■ Short problem
Leave out every picture, then transcribe the rest of the listing exactly.

(Stored data entries)
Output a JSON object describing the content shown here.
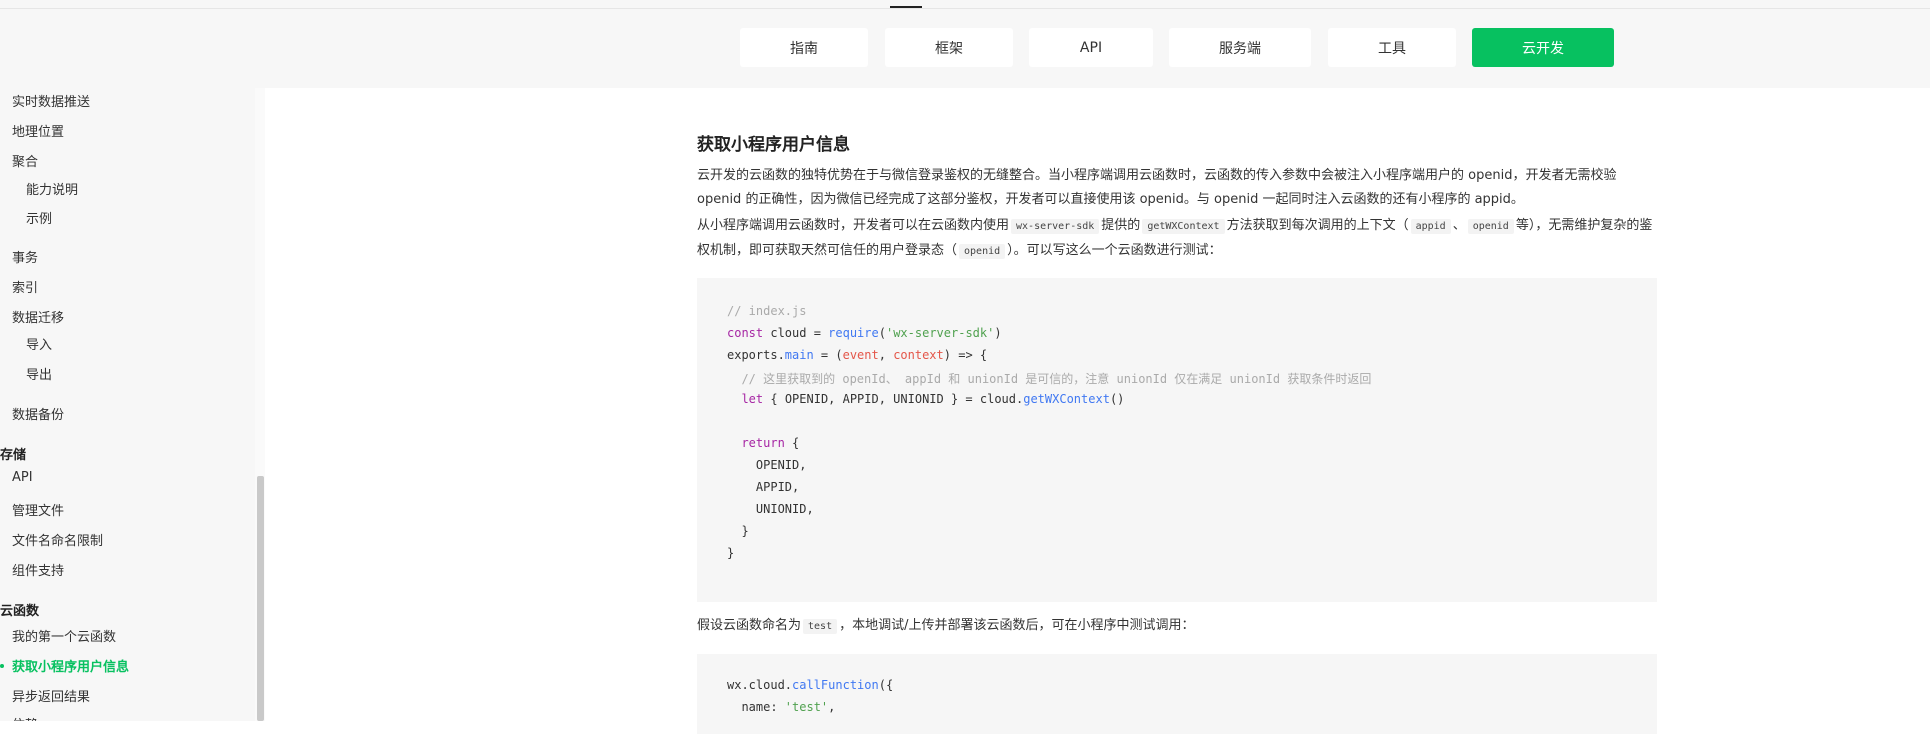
{
  "nav": {
    "tabs": [
      {
        "label": "指南"
      },
      {
        "label": "框架"
      },
      {
        "label": "API"
      },
      {
        "label": "服务端"
      },
      {
        "label": "工具"
      },
      {
        "label": "云开发"
      }
    ]
  },
  "sidebar": {
    "items": [
      {
        "label": "实时数据推送"
      },
      {
        "label": "地理位置"
      },
      {
        "label": "聚合"
      },
      {
        "label": "能力说明"
      },
      {
        "label": "示例"
      },
      {
        "label": "事务"
      },
      {
        "label": "索引"
      },
      {
        "label": "数据迁移"
      },
      {
        "label": "导入"
      },
      {
        "label": "导出"
      },
      {
        "label": "数据备份"
      },
      {
        "label": "存储"
      },
      {
        "label": "API"
      },
      {
        "label": "管理文件"
      },
      {
        "label": "文件名命名限制"
      },
      {
        "label": "组件支持"
      },
      {
        "label": "云函数"
      },
      {
        "label": "我的第一个云函数"
      },
      {
        "label": "获取小程序用户信息"
      },
      {
        "label": "异步返回结果"
      },
      {
        "label": "依赖"
      }
    ]
  },
  "content": {
    "title": "获取小程序用户信息",
    "p1": "云开发的云函数的独特优势在于与微信登录鉴权的无缝整合。当小程序端调用云函数时，云函数的传入参数中会被注入小程序端用户的 openid，开发者无需校验 openid 的正确性，因为微信已经完成了这部分鉴权，开发者可以直接使用该 openid。与 openid 一起同时注入云函数的还有小程序的 appid。",
    "p2": {
      "t1": "从小程序端调用云函数时，开发者可以在云函数内使用",
      "c1": "wx-server-sdk",
      "t2": "提供的",
      "c2": "getWXContext",
      "t3": "方法获取到每次调用的上下文（",
      "c3": "appid",
      "t4": "、",
      "c4": "openid",
      "t5": "等），无需维护复杂的鉴权机制，即可获取天然可信任的用户登录态（",
      "c5": "openid",
      "t6": "）。可以写这么一个云函数进行测试："
    },
    "code1": {
      "l1": "// index.js",
      "l2_kw": "const",
      "l2_a": " cloud = ",
      "l2_fn": "require",
      "l2_b": "(",
      "l2_str": "'wx-server-sdk'",
      "l2_c": ")",
      "l3_a": "exports.",
      "l3_fn": "main",
      "l3_b": " = (",
      "l3_p1": "event",
      "l3_c": ", ",
      "l3_p2": "context",
      "l3_d": ") => {",
      "l4": "  // 这里获取到的 openId、 appId 和 unionId 是可信的，注意 unionId 仅在满足 unionId 获取条件时返回",
      "l5_kw": "let",
      "l5_a": " { OPENID, APPID, UNIONID } = cloud.",
      "l5_fn": "getWXContext",
      "l5_b": "()",
      "l6_kw": "return",
      "l6_a": " {",
      "l7": "    OPENID,",
      "l8": "    APPID,",
      "l9": "    UNIONID,",
      "l10": "  }",
      "l11": "}"
    },
    "p3": {
      "t1": "假设云函数命名为",
      "c1": "test",
      "t2": "，本地调试/上传并部署该云函数后，可在小程序中测试调用："
    },
    "code2": {
      "l1_a": "wx.cloud.",
      "l1_fn": "callFunction",
      "l1_b": "({",
      "l2_a": "  name: ",
      "l2_str": "'test'",
      "l2_b": ","
    }
  }
}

■ Output below
Output a JSON object describing the content shown here.
{
  "nav": {
    "tabs": [
      {
        "label": "指南"
      },
      {
        "label": "框架"
      },
      {
        "label": "API"
      },
      {
        "label": "服务端"
      },
      {
        "label": "工具"
      },
      {
        "label": "云开发"
      }
    ]
  },
  "sidebar": {
    "items": [
      {
        "label": "实时数据推送"
      },
      {
        "label": "地理位置"
      },
      {
        "label": "聚合"
      },
      {
        "label": "能力说明"
      },
      {
        "label": "示例"
      },
      {
        "label": "事务"
      },
      {
        "label": "索引"
      },
      {
        "label": "数据迁移"
      },
      {
        "label": "导入"
      },
      {
        "label": "导出"
      },
      {
        "label": "数据备份"
      },
      {
        "label": "存储"
      },
      {
        "label": "API"
      },
      {
        "label": "管理文件"
      },
      {
        "label": "文件名命名限制"
      },
      {
        "label": "组件支持"
      },
      {
        "label": "云函数"
      },
      {
        "label": "我的第一个云函数"
      },
      {
        "label": "获取小程序用户信息"
      },
      {
        "label": "异步返回结果"
      },
      {
        "label": "依赖"
      }
    ]
  },
  "content": {
    "title": "获取小程序用户信息",
    "p1": "云开发的云函数的独特优势在于与微信登录鉴权的无缝整合。当小程序端调用云函数时，云函数的传入参数中会被注入小程序端用户的 openid，开发者无需校验 openid 的正确性，因为微信已经完成了这部分鉴权，开发者可以直接使用该 openid。与 openid 一起同时注入云函数的还有小程序的 appid。",
    "p2": {
      "t1": "从小程序端调用云函数时，开发者可以在云函数内使用",
      "c1": "wx-server-sdk",
      "t2": "提供的",
      "c2": "getWXContext",
      "t3": "方法获取到每次调用的上下文（",
      "c3": "appid",
      "t4": "、",
      "c4": "openid",
      "t5": "等），无需维护复杂的鉴权机制，即可获取天然可信任的用户登录态（",
      "c5": "openid",
      "t6": "）。可以写这么一个云函数进行测试："
    },
    "code1": {
      "l1": "// index.js",
      "l2_kw": "const",
      "l2_a": " cloud = ",
      "l2_fn": "require",
      "l2_b": "(",
      "l2_str": "'wx-server-sdk'",
      "l2_c": ")",
      "l3_a": "exports.",
      "l3_fn": "main",
      "l3_b": " = (",
      "l3_p1": "event",
      "l3_c": ", ",
      "l3_p2": "context",
      "l3_d": ") => {",
      "l4": "  // 这里获取到的 openId、 appId 和 unionId 是可信的，注意 unionId 仅在满足 unionId 获取条件时返回",
      "l5_kw": "let",
      "l5_a": " { OPENID, APPID, UNIONID } = cloud.",
      "l5_fn": "getWXContext",
      "l5_b": "()",
      "l6_kw": "return",
      "l6_a": " {",
      "l7": "    OPENID,",
      "l8": "    APPID,",
      "l9": "    UNIONID,",
      "l10": "  }",
      "l11": "}"
    },
    "p3": {
      "t1": "假设云函数命名为",
      "c1": "test",
      "t2": "，本地调试/上传并部署该云函数后，可在小程序中测试调用："
    },
    "code2": {
      "l1_a": "wx.cloud.",
      "l1_fn": "callFunction",
      "l1_b": "({",
      "l2_a": "  name: ",
      "l2_str": "'test'",
      "l2_b": ","
    }
  }
}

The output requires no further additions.